= Do this =
Return all the data, word for word.
——————
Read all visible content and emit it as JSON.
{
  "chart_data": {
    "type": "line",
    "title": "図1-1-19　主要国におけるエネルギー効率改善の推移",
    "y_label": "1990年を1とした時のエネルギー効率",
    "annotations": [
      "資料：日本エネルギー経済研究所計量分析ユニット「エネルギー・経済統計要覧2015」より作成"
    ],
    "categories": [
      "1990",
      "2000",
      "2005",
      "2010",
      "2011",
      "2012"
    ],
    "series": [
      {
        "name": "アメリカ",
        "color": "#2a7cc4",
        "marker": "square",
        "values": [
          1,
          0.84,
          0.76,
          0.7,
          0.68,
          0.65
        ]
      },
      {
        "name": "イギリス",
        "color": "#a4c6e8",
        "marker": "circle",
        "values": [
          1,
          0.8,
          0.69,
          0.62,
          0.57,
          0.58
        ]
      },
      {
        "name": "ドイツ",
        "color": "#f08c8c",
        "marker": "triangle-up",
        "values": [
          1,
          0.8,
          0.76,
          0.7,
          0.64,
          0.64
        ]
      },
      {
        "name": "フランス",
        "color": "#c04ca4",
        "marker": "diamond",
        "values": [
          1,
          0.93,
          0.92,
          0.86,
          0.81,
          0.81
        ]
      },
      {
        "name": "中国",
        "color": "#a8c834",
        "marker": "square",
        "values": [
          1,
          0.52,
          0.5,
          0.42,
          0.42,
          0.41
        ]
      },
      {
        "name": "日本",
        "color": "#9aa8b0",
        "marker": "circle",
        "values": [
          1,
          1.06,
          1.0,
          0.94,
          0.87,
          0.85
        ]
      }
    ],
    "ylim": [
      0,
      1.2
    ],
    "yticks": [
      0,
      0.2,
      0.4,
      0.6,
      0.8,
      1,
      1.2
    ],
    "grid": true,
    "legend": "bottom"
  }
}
——————
= Result for this exercise =
Read all visible content and emit it as JSON.
{
  "chart_data": {
    "type": "line",
    "title": "図1-1-19　主要国におけるエネルギー効率改善の推移",
    "y_label": "1990年を1とした時のエネルギー効率",
    "annotations": [
      "資料：日本エネルギー経済研究所計量分析ユニット「エネルギー・経済統計要覧2015」より作成"
    ],
    "categories": [
      "1990",
      "2000",
      "2005",
      "2010",
      "2011",
      "2012"
    ],
    "series": [
      {
        "name": "アメリカ",
        "color": "#2a7cc4",
        "marker": "square",
        "values": [
          1,
          0.84,
          0.76,
          0.7,
          0.68,
          0.65
        ]
      },
      {
        "name": "イギリス",
        "color": "#a4c6e8",
        "marker": "circle",
        "values": [
          1,
          0.8,
          0.69,
          0.62,
          0.57,
          0.58
        ]
      },
      {
        "name": "ドイツ",
        "color": "#f08c8c",
        "marker": "triangle-up",
        "values": [
          1,
          0.8,
          0.76,
          0.7,
          0.64,
          0.64
        ]
      },
      {
        "name": "フランス",
        "color": "#c04ca4",
        "marker": "diamond",
        "values": [
          1,
          0.93,
          0.92,
          0.86,
          0.81,
          0.81
        ]
      },
      {
        "name": "中国",
        "color": "#a8c834",
        "marker": "square",
        "values": [
          1,
          0.52,
          0.5,
          0.42,
          0.42,
          0.41
        ]
      },
      {
        "name": "日本",
        "color": "#9aa8b0",
        "marker": "circle",
        "values": [
          1,
          1.06,
          1.0,
          0.94,
          0.87,
          0.85
        ]
      }
    ],
    "ylim": [
      0,
      1.2
    ],
    "yticks": [
      0,
      0.2,
      0.4,
      0.6,
      0.8,
      1,
      1.2
    ],
    "grid": true,
    "legend": "bottom"
  }
}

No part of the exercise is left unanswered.